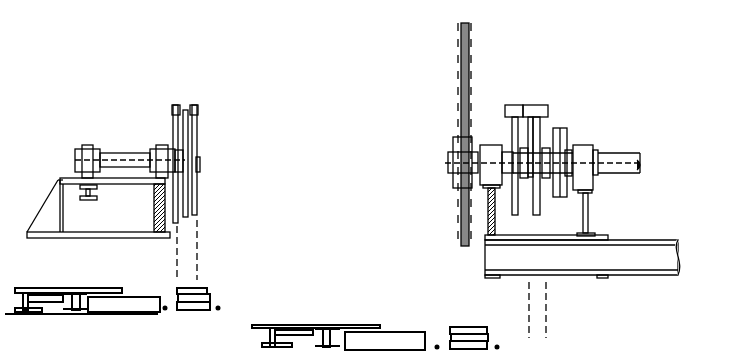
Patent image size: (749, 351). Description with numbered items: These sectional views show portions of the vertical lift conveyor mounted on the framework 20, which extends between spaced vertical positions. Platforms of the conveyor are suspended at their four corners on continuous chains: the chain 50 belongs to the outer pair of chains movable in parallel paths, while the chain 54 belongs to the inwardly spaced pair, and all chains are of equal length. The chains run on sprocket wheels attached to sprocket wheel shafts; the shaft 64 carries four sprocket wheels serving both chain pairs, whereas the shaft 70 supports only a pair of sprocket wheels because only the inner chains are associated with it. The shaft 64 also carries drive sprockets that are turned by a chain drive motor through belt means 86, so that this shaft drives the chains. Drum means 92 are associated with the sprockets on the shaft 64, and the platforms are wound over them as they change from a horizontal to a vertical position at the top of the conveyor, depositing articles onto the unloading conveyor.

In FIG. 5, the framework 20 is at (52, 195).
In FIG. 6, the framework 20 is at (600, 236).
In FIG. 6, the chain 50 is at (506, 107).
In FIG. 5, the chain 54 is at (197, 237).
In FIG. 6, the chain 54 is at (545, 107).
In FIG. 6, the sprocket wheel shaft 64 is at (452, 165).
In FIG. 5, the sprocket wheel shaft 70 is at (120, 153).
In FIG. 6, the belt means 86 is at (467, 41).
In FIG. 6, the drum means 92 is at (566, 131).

□ □ □

REQUIREMENTS:
Write out the row above word for word, including its coordinate lines, but leave out the picture.

SOLUTION BELOW:
Patent image size: (749, 351). Description with numbered items: These sectional views show portions of the vertical lift conveyor mounted on the framework 20, which extends between spaced vertical positions. Platforms of the conveyor are suspended at their four corners on continuous chains: the chain 50 belongs to the outer pair of chains movable in parallel paths, while the chain 54 belongs to the inwardly spaced pair, and all chains are of equal length. The chains run on sprocket wheels attached to sprocket wheel shafts; the shaft 64 carries four sprocket wheels serving both chain pairs, whereas the shaft 70 supports only a pair of sprocket wheels because only the inner chains are associated with it. The shaft 64 also carries drive sprockets that are turned by a chain drive motor through belt means 86, so that this shaft drives the chains. Drum means 92 are associated with the sprockets on the shaft 64, and the platforms are wound over them as they change from a horizontal to a vertical position at the top of the conveyor, depositing articles onto the unloading conveyor.

In FIG. 5, the framework 20 is at (52, 195).
In FIG. 6, the framework 20 is at (600, 236).
In FIG. 6, the chain 50 is at (506, 107).
In FIG. 5, the chain 54 is at (197, 237).
In FIG. 6, the chain 54 is at (545, 107).
In FIG. 6, the sprocket wheel shaft 64 is at (452, 165).
In FIG. 5, the sprocket wheel shaft 70 is at (120, 153).
In FIG. 6, the belt means 86 is at (467, 41).
In FIG. 6, the drum means 92 is at (566, 131).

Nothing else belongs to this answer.